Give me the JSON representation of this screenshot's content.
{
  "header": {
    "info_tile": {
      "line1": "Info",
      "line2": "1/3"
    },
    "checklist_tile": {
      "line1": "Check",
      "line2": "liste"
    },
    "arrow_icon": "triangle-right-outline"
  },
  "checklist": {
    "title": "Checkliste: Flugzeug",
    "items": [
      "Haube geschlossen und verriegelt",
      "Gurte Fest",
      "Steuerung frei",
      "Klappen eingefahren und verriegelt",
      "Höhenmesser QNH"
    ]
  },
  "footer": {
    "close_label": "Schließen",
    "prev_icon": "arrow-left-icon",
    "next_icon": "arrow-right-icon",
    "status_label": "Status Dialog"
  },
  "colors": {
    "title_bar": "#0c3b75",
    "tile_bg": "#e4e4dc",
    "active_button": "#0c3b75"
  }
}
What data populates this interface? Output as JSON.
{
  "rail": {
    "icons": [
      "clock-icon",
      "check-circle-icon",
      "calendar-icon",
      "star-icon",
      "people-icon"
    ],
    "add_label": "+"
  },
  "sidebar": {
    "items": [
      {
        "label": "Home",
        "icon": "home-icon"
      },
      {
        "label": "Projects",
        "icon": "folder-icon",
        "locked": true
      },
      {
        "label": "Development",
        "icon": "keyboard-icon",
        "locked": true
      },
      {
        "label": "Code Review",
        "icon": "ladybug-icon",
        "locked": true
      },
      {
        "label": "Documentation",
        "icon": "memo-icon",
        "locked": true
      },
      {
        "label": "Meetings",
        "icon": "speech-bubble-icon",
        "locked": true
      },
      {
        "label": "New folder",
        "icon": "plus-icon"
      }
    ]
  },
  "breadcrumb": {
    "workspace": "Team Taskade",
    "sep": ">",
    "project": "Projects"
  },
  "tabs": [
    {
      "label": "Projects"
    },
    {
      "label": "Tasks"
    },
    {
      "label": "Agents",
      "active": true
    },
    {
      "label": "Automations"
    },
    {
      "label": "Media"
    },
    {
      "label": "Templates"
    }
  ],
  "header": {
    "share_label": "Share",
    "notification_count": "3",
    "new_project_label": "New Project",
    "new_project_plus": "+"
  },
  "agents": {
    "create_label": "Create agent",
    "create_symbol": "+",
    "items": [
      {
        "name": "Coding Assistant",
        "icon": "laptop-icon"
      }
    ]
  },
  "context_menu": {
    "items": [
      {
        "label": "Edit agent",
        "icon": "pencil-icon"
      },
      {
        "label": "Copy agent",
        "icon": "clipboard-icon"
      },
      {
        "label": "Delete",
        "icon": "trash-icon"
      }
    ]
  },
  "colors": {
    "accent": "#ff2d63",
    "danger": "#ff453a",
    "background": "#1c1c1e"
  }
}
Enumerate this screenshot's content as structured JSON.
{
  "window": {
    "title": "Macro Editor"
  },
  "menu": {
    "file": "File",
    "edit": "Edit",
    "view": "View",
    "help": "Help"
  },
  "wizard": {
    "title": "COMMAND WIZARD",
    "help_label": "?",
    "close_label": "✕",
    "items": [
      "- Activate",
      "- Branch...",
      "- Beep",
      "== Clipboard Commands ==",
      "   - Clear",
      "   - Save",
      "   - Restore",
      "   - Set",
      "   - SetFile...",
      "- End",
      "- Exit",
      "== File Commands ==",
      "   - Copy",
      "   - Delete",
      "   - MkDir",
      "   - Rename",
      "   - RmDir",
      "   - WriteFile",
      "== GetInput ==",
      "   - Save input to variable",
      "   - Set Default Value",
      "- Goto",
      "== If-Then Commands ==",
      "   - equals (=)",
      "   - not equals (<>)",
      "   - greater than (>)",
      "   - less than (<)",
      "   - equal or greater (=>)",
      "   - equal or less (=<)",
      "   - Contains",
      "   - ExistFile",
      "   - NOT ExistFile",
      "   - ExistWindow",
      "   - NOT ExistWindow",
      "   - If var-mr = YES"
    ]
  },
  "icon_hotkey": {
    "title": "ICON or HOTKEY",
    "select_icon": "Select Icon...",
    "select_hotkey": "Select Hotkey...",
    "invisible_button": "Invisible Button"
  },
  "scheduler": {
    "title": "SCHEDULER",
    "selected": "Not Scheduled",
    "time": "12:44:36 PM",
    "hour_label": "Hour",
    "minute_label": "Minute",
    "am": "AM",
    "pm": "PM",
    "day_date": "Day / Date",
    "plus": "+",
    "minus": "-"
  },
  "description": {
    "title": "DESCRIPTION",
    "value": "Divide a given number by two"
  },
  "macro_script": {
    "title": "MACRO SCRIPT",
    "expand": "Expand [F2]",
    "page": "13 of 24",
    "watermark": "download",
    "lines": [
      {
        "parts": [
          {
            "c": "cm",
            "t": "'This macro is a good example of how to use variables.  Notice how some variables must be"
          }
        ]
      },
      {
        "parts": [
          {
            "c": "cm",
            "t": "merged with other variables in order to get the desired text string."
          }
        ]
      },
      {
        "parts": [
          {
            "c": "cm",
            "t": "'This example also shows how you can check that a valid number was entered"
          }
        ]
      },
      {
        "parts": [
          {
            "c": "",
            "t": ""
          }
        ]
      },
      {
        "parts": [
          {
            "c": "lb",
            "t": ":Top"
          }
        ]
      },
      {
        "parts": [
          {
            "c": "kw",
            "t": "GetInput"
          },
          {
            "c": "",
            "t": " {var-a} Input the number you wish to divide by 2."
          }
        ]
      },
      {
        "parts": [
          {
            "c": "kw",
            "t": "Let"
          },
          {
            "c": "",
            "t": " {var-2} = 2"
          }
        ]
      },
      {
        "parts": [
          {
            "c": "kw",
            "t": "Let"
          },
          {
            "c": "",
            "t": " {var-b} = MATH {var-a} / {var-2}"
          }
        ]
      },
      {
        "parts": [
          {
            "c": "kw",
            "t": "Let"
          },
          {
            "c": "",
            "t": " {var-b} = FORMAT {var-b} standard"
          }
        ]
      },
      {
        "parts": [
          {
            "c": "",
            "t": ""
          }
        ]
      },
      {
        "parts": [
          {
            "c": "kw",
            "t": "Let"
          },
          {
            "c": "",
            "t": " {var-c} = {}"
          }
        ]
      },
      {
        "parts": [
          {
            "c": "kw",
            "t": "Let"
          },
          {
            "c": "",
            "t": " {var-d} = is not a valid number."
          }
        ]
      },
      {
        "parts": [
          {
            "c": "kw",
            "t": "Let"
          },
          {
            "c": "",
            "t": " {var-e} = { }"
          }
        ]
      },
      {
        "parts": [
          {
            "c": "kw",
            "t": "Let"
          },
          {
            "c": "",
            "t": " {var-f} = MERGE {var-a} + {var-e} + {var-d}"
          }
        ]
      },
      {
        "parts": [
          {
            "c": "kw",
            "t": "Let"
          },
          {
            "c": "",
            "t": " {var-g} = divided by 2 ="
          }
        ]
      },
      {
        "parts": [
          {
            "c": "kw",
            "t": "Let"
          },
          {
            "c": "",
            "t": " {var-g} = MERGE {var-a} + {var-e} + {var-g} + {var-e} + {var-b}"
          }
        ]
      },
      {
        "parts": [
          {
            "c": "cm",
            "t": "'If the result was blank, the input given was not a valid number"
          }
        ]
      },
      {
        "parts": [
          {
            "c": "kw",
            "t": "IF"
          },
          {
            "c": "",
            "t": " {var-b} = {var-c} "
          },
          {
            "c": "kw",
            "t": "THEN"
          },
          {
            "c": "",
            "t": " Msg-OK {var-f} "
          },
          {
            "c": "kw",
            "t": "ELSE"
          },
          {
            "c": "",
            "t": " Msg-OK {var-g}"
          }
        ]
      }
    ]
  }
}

Exercise instructions -
Emit the records above again, exactly, with no line skipped.

Response to the task -
Give me the JSON representation of this screenshot's content.
{
  "header": {
    "info_tile": {
      "line1": "Info",
      "line2": "1/3"
    },
    "checklist_tile": {
      "line1": "Check",
      "line2": "liste"
    },
    "arrow_icon": "triangle-right-outline"
  },
  "checklist": {
    "title": "Checkliste: Flugzeug",
    "items": [
      "Haube geschlossen und verriegelt",
      "Gurte Fest",
      "Steuerung frei",
      "Klappen eingefahren und verriegelt",
      "Höhenmesser QNH"
    ]
  },
  "footer": {
    "close_label": "Schließen",
    "prev_icon": "arrow-left-icon",
    "next_icon": "arrow-right-icon",
    "status_label": "Status Dialog"
  },
  "colors": {
    "title_bar": "#0c3b75",
    "tile_bg": "#e4e4dc",
    "active_button": "#0c3b75"
  }
}
What data populates this interface? Output as JSON.
{
  "rail": {
    "icons": [
      "clock-icon",
      "check-circle-icon",
      "calendar-icon",
      "star-icon",
      "people-icon"
    ],
    "add_label": "+"
  },
  "sidebar": {
    "items": [
      {
        "label": "Home",
        "icon": "home-icon"
      },
      {
        "label": "Projects",
        "icon": "folder-icon",
        "locked": true
      },
      {
        "label": "Development",
        "icon": "keyboard-icon",
        "locked": true
      },
      {
        "label": "Code Review",
        "icon": "ladybug-icon",
        "locked": true
      },
      {
        "label": "Documentation",
        "icon": "memo-icon",
        "locked": true
      },
      {
        "label": "Meetings",
        "icon": "speech-bubble-icon",
        "locked": true
      },
      {
        "label": "New folder",
        "icon": "plus-icon"
      }
    ]
  },
  "breadcrumb": {
    "workspace": "Team Taskade",
    "sep": ">",
    "project": "Projects"
  },
  "tabs": [
    {
      "label": "Projects"
    },
    {
      "label": "Tasks"
    },
    {
      "label": "Agents",
      "active": true
    },
    {
      "label": "Automations"
    },
    {
      "label": "Media"
    },
    {
      "label": "Templates"
    }
  ],
  "header": {
    "share_label": "Share",
    "notification_count": "3",
    "new_project_label": "New Project",
    "new_project_plus": "+"
  },
  "agents": {
    "create_label": "Create agent",
    "create_symbol": "+",
    "items": [
      {
        "name": "Coding Assistant",
        "icon": "laptop-icon"
      }
    ]
  },
  "context_menu": {
    "items": [
      {
        "label": "Edit agent",
        "icon": "pencil-icon"
      },
      {
        "label": "Copy agent",
        "icon": "clipboard-icon"
      },
      {
        "label": "Delete",
        "icon": "trash-icon"
      }
    ]
  },
  "colors": {
    "accent": "#ff2d63",
    "danger": "#ff453a",
    "background": "#1c1c1e"
  }
}
Enumerate this screenshot's content as structured JSON.
{
  "window": {
    "title": "Macro Editor"
  },
  "menu": {
    "file": "File",
    "edit": "Edit",
    "view": "View",
    "help": "Help"
  },
  "wizard": {
    "title": "COMMAND WIZARD",
    "help_label": "?",
    "close_label": "✕",
    "items": [
      "- Activate",
      "- Branch...",
      "- Beep",
      "== Clipboard Commands ==",
      "   - Clear",
      "   - Save",
      "   - Restore",
      "   - Set",
      "   - SetFile...",
      "- End",
      "- Exit",
      "== File Commands ==",
      "   - Copy",
      "   - Delete",
      "   - MkDir",
      "   - Rename",
      "   - RmDir",
      "   - WriteFile",
      "== GetInput ==",
      "   - Save input to variable",
      "   - Set Default Value",
      "- Goto",
      "== If-Then Commands ==",
      "   - equals (=)",
      "   - not equals (<>)",
      "   - greater than (>)",
      "   - less than (<)",
      "   - equal or greater (=>)",
      "   - equal or less (=<)",
      "   - Contains",
      "   - ExistFile",
      "   - NOT ExistFile",
      "   - ExistWindow",
      "   - NOT ExistWindow",
      "   - If var-mr = YES"
    ]
  },
  "icon_hotkey": {
    "title": "ICON or HOTKEY",
    "select_icon": "Select Icon...",
    "select_hotkey": "Select Hotkey...",
    "invisible_button": "Invisible Button"
  },
  "scheduler": {
    "title": "SCHEDULER",
    "selected": "Not Scheduled",
    "time": "12:44:36 PM",
    "hour_label": "Hour",
    "minute_label": "Minute",
    "am": "AM",
    "pm": "PM",
    "day_date": "Day / Date",
    "plus": "+",
    "minus": "-"
  },
  "description": {
    "title": "DESCRIPTION",
    "value": "Divide a given number by two"
  },
  "macro_script": {
    "title": "MACRO SCRIPT",
    "expand": "Expand [F2]",
    "page": "13 of 24",
    "watermark": "download",
    "lines": [
      {
        "parts": [
          {
            "c": "cm",
            "t": "'This macro is a good example of how to use variables.  Notice how some variables must be"
          }
        ]
      },
      {
        "parts": [
          {
            "c": "cm",
            "t": "merged with other variables in order to get the desired text string."
          }
        ]
      },
      {
        "parts": [
          {
            "c": "cm",
            "t": "'This example also shows how you can check that a valid number was entered"
          }
        ]
      },
      {
        "parts": [
          {
            "c": "",
            "t": ""
          }
        ]
      },
      {
        "parts": [
          {
            "c": "lb",
            "t": ":Top"
          }
        ]
      },
      {
        "parts": [
          {
            "c": "kw",
            "t": "GetInput"
          },
          {
            "c": "",
            "t": " {var-a} Input the number you wish to divide by 2."
          }
        ]
      },
      {
        "parts": [
          {
            "c": "kw",
            "t": "Let"
          },
          {
            "c": "",
            "t": " {var-2} = 2"
          }
        ]
      },
      {
        "parts": [
          {
            "c": "kw",
            "t": "Let"
          },
          {
            "c": "",
            "t": " {var-b} = MATH {var-a} / {var-2}"
          }
        ]
      },
      {
        "parts": [
          {
            "c": "kw",
            "t": "Let"
          },
          {
            "c": "",
            "t": " {var-b} = FORMAT {var-b} standard"
          }
        ]
      },
      {
        "parts": [
          {
            "c": "",
            "t": ""
          }
        ]
      },
      {
        "parts": [
          {
            "c": "kw",
            "t": "Let"
          },
          {
            "c": "",
            "t": " {var-c} = {}"
          }
        ]
      },
      {
        "parts": [
          {
            "c": "kw",
            "t": "Let"
          },
          {
            "c": "",
            "t": " {var-d} = is not a valid number."
          }
        ]
      },
      {
        "parts": [
          {
            "c": "kw",
            "t": "Let"
          },
          {
            "c": "",
            "t": " {var-e} = { }"
          }
        ]
      },
      {
        "parts": [
          {
            "c": "kw",
            "t": "Let"
          },
          {
            "c": "",
            "t": " {var-f} = MERGE {var-a} + {var-e} + {var-d}"
          }
        ]
      },
      {
        "parts": [
          {
            "c": "kw",
            "t": "Let"
          },
          {
            "c": "",
            "t": " {var-g} = divided by 2 ="
          }
        ]
      },
      {
        "parts": [
          {
            "c": "kw",
            "t": "Let"
          },
          {
            "c": "",
            "t": " {var-g} = MERGE {var-a} + {var-e} + {var-g} + {var-e} + {var-b}"
          }
        ]
      },
      {
        "parts": [
          {
            "c": "cm",
            "t": "'If the result was blank, the input given was not a valid number"
          }
        ]
      },
      {
        "parts": [
          {
            "c": "kw",
            "t": "IF"
          },
          {
            "c": "",
            "t": " {var-b} = {var-c} "
          },
          {
            "c": "kw",
            "t": "THEN"
          },
          {
            "c": "",
            "t": " Msg-OK {var-f} "
          },
          {
            "c": "kw",
            "t": "ELSE"
          },
          {
            "c": "",
            "t": " Msg-OK {var-g}"
          }
        ]
      }
    ]
  }
}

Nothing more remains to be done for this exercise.